■ Exercise goal ■
Reproduce the stretch from the line containing "Annotate this image: element" through the line containing "Text: FAL: FAL bbox=[6, 90, 24, 99]" word for word, leaving the pictures out of your answer.

## Begin Supplied data

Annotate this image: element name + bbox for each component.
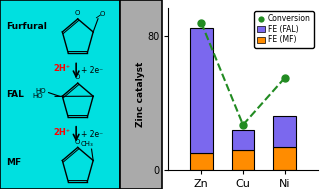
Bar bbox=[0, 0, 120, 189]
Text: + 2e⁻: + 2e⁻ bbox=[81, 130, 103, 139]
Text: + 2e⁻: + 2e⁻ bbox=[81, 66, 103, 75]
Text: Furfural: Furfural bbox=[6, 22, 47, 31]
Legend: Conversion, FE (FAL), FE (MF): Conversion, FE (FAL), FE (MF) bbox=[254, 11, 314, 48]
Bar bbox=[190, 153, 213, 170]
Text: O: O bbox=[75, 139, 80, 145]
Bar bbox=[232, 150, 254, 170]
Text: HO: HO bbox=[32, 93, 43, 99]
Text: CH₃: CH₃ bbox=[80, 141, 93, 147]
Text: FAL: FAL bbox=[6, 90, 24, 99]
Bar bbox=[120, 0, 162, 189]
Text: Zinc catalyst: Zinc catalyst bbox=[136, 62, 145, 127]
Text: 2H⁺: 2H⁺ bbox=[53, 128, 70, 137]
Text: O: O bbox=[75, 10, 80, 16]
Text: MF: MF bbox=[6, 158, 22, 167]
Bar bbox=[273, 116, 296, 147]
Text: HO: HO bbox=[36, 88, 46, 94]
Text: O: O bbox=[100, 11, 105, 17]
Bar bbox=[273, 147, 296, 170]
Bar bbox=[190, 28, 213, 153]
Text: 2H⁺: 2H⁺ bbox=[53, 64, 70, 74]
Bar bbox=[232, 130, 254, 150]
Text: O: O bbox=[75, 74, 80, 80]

## End Supplied data
## Begin Supplied data

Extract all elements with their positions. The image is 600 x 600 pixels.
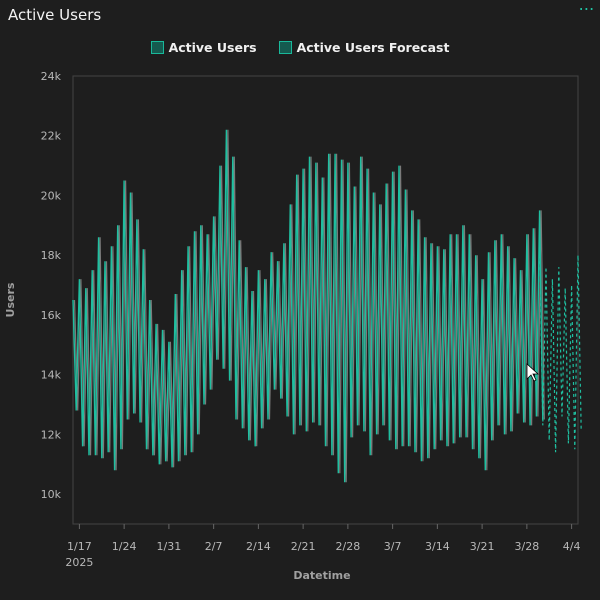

## End Supplied data
## Begin Supplied data

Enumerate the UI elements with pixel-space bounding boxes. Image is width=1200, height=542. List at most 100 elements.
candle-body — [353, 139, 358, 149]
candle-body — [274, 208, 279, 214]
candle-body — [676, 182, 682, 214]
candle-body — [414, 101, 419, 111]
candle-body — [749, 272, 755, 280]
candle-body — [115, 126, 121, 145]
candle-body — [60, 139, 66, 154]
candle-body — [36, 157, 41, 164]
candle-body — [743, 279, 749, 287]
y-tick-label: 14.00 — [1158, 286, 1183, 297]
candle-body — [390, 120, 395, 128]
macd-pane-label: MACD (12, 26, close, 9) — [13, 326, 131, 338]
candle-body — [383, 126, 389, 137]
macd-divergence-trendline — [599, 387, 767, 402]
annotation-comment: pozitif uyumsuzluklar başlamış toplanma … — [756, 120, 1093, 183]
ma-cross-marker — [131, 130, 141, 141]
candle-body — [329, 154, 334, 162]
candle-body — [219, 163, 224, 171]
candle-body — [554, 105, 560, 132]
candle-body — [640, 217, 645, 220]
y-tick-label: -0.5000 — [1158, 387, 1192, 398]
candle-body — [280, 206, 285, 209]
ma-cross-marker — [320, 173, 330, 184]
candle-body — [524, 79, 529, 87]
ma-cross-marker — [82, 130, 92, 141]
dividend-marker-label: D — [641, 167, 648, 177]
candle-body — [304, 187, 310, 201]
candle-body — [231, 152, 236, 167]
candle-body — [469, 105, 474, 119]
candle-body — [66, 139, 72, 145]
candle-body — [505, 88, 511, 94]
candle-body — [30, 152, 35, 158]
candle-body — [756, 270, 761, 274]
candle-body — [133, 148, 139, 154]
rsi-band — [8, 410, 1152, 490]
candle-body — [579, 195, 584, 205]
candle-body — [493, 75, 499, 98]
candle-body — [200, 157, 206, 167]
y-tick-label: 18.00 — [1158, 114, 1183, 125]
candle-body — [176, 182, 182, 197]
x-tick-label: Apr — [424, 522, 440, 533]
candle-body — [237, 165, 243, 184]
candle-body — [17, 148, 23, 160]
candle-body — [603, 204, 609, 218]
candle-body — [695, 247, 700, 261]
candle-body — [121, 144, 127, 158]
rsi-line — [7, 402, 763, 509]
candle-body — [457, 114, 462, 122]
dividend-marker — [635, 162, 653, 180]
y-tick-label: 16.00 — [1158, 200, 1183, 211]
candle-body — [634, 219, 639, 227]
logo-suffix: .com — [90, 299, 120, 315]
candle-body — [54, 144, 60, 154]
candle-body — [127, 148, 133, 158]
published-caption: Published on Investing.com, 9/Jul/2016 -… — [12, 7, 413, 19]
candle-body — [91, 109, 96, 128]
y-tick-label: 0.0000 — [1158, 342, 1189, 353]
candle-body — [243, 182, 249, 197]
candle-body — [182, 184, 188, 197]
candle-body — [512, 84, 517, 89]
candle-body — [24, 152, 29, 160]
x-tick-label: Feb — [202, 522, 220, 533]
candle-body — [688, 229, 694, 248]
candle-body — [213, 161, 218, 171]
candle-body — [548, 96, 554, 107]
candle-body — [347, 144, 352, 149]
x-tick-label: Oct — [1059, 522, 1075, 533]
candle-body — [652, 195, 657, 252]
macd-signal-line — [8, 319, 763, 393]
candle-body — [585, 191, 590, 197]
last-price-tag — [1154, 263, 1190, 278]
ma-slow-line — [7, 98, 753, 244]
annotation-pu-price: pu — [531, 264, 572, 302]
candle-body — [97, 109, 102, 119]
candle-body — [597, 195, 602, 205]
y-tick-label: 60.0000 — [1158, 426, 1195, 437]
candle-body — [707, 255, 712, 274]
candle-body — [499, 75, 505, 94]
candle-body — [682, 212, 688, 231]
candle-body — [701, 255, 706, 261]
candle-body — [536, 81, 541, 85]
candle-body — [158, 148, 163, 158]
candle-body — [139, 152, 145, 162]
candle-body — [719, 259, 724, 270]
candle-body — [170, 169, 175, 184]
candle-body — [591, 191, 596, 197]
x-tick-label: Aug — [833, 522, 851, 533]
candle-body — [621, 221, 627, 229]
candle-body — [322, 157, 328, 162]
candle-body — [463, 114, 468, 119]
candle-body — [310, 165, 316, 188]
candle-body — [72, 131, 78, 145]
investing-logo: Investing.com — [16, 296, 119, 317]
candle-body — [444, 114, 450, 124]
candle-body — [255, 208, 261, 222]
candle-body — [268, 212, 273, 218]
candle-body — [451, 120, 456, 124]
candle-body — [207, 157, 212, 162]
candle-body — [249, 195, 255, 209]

## End Supplied data

■ Answer to the problem ■
Annotate this image: element name + bbox for each component.
Bar bbox=[0, 0, 120, 189]
Text: + 2e⁻: + 2e⁻ bbox=[81, 130, 103, 139]
Text: + 2e⁻: + 2e⁻ bbox=[81, 66, 103, 75]
Text: Furfural: Furfural bbox=[6, 22, 47, 31]
Legend: Conversion, FE (FAL), FE (MF): Conversion, FE (FAL), FE (MF) bbox=[254, 11, 314, 48]
Bar bbox=[190, 153, 213, 170]
Text: O: O bbox=[75, 139, 80, 145]
Bar bbox=[232, 150, 254, 170]
Text: HO: HO bbox=[32, 93, 43, 99]
Text: CH₃: CH₃ bbox=[80, 141, 93, 147]
Text: FAL: FAL bbox=[6, 90, 24, 99]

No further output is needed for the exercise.